Select the lines that contain "Arts" and copy each of them.

[Stored records]
========================

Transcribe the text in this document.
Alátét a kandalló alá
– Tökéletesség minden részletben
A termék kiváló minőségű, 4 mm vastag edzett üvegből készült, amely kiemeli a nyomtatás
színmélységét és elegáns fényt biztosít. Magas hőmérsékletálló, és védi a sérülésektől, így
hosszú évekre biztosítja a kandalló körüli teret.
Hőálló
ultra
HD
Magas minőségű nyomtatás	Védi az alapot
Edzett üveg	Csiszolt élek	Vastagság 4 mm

========================

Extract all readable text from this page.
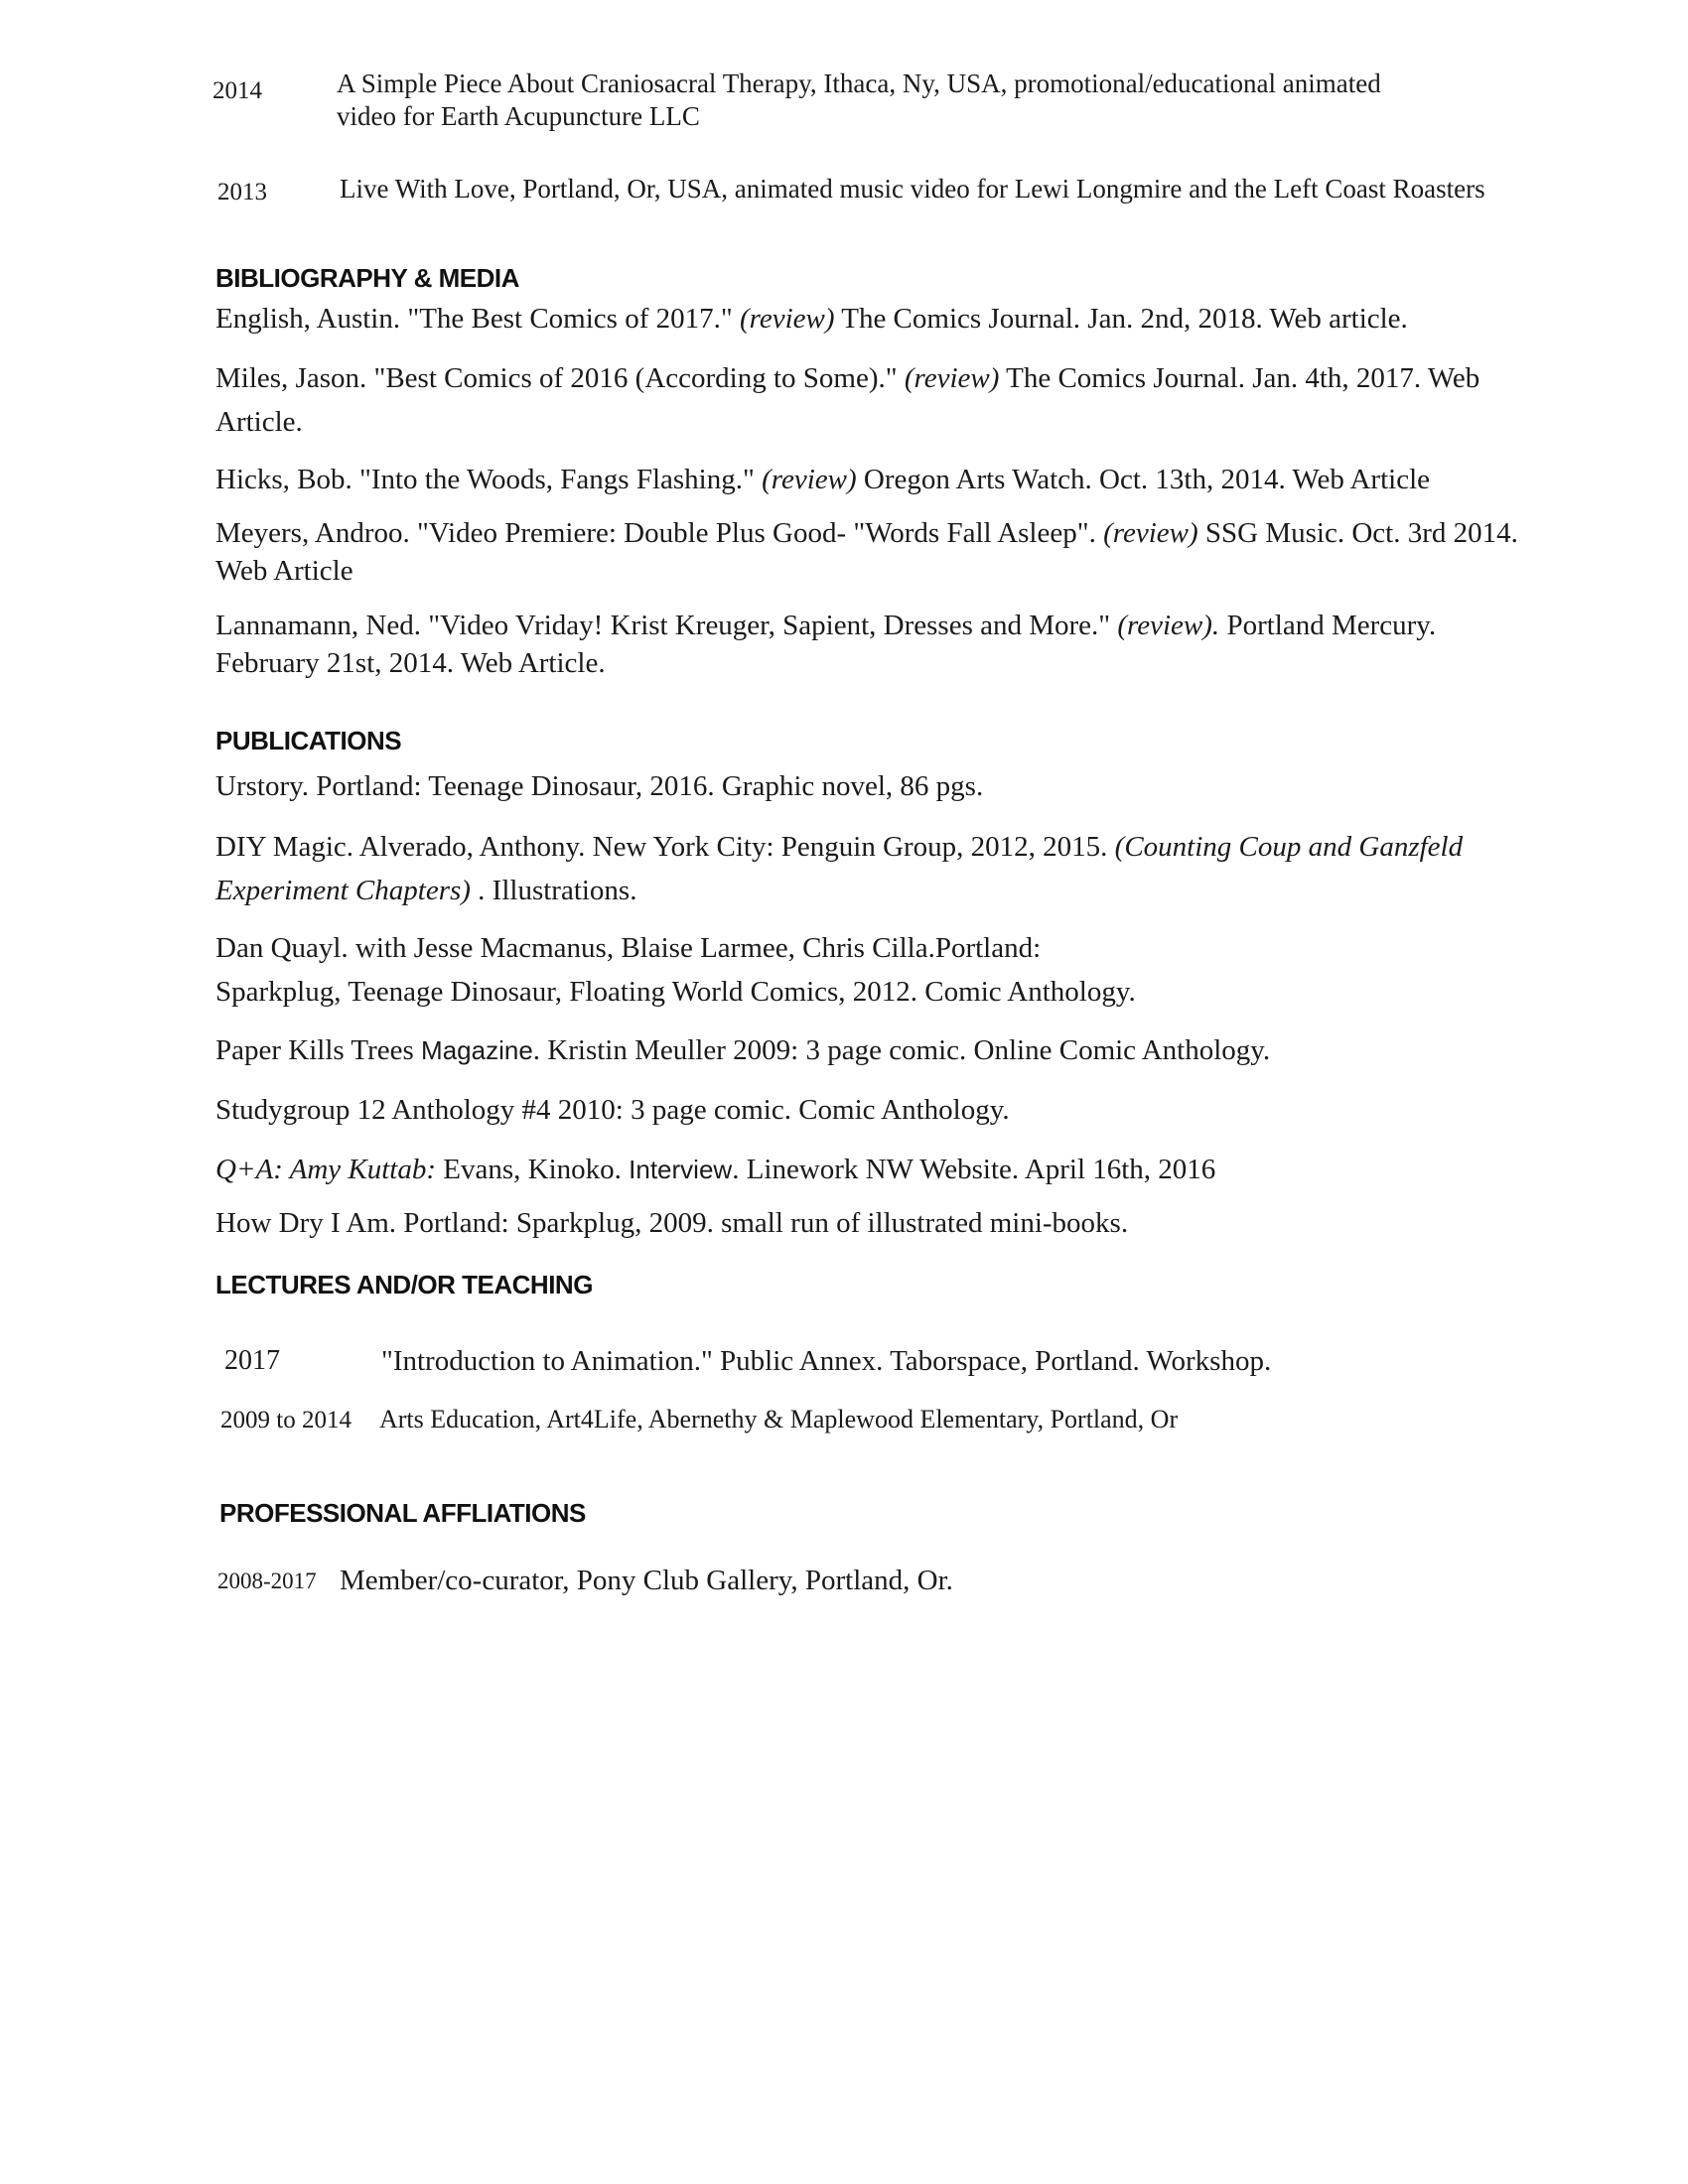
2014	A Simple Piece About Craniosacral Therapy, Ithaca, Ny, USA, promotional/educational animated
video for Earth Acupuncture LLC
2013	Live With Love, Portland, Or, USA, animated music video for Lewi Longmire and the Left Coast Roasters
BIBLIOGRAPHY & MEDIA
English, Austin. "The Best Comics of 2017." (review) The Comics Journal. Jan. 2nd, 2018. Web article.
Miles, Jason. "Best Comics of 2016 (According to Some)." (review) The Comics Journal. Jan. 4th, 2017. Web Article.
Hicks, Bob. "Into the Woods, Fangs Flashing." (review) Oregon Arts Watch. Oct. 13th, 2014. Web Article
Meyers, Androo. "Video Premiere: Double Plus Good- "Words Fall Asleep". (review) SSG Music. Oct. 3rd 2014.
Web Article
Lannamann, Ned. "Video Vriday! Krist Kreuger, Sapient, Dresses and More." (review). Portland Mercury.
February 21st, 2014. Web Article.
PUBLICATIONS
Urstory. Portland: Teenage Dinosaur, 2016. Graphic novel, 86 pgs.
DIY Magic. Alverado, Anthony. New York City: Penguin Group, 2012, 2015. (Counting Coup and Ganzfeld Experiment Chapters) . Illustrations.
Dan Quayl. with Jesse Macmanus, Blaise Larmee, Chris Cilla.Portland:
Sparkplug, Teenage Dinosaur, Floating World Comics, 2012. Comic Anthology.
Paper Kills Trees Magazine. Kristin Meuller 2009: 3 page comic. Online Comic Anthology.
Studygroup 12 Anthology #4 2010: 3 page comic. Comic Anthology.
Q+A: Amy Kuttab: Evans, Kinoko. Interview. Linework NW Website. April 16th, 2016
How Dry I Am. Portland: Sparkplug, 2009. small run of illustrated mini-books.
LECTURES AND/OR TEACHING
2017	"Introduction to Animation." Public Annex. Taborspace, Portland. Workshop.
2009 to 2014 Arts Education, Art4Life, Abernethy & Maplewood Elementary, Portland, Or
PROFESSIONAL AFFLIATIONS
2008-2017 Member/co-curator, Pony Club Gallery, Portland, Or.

========================

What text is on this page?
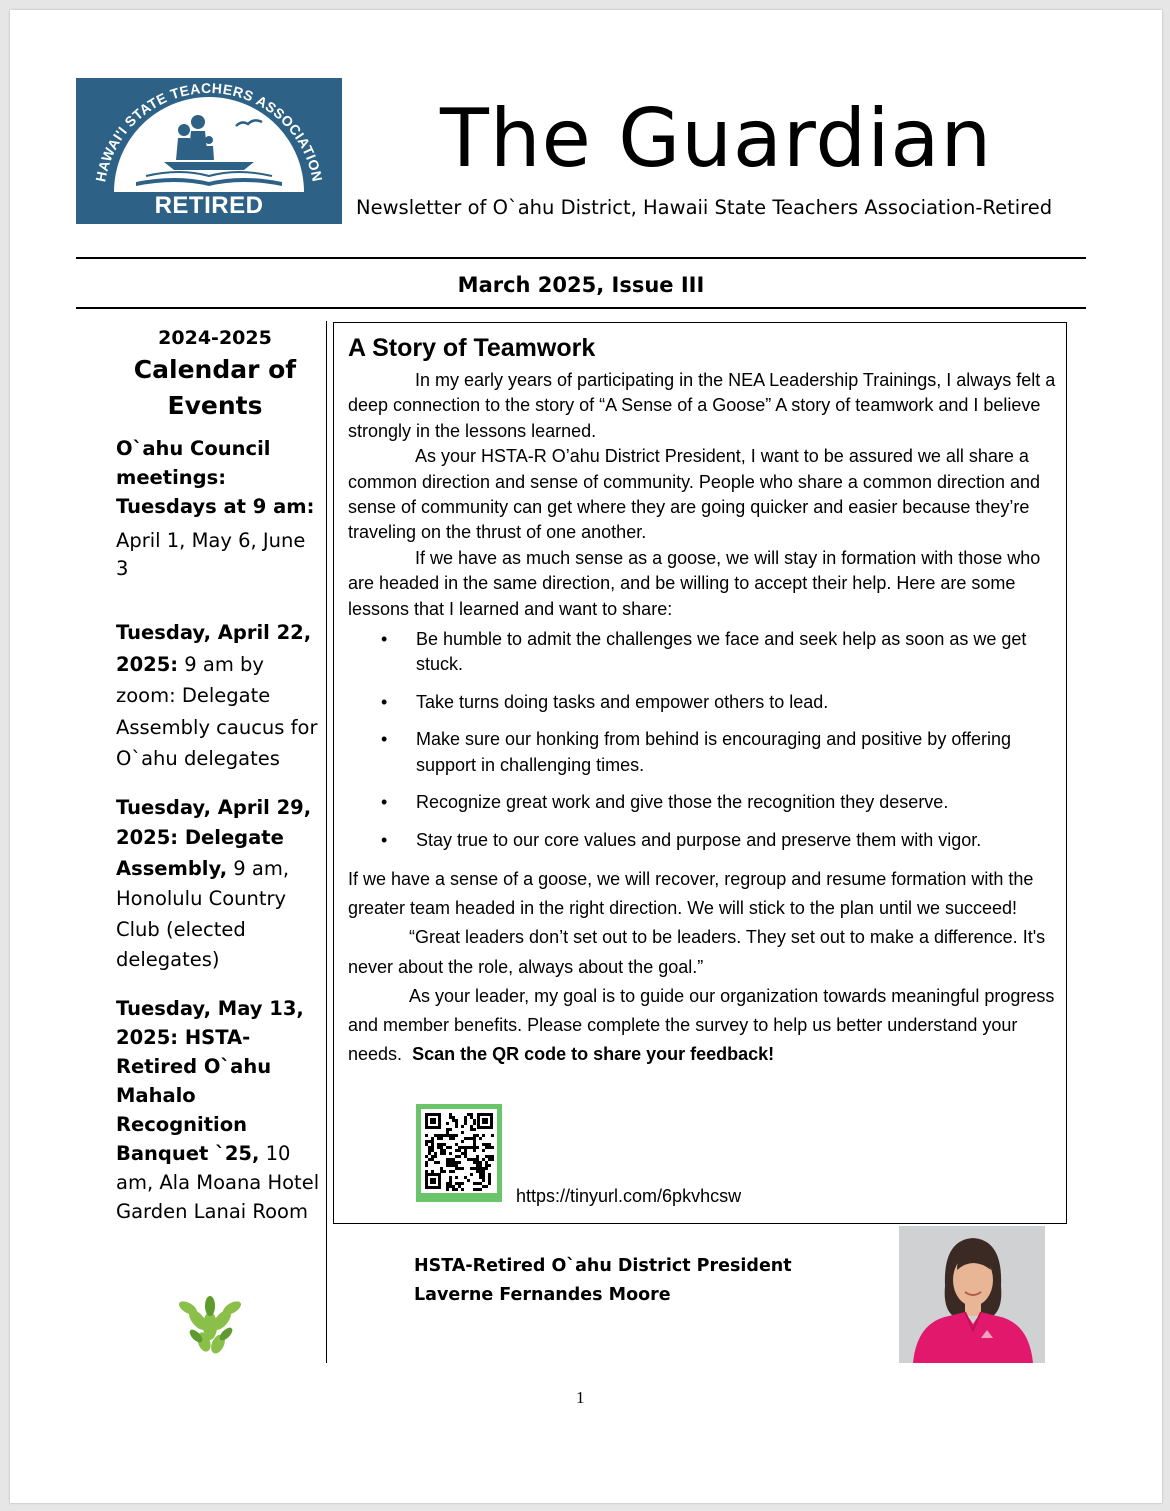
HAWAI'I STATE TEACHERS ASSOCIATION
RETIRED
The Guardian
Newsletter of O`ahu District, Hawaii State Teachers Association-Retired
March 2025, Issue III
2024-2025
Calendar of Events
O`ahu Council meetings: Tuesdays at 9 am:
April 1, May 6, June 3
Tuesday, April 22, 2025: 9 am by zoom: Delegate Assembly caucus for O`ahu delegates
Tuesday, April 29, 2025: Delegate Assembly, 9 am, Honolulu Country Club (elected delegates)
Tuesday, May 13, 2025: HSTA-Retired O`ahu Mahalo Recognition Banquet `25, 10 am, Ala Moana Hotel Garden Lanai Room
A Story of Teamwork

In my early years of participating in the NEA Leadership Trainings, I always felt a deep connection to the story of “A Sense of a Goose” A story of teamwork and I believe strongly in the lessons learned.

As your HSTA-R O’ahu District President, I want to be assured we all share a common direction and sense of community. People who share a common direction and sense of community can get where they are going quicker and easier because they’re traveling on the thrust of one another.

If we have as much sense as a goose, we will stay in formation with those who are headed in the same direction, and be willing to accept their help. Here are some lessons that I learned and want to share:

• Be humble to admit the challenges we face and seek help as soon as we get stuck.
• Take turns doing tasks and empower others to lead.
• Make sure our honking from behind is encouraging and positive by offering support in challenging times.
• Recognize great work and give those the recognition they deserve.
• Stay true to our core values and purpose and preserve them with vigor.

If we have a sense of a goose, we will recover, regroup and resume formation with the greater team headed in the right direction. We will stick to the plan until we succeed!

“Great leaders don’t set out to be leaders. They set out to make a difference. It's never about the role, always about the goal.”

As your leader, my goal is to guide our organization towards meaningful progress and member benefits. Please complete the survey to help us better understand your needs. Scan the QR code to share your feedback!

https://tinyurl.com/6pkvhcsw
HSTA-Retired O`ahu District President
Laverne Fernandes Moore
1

========================

SOLUTION TO THIS TASK>
Hicks, Bob. "Into the Woods, Fangs Flashing." (review) Oregon Arts Watch. Oct. 13th, 2014. Web Article
2009 to 2014 Arts Education, Art4Life, Abernethy & Maplewood Elementary, Portland, Or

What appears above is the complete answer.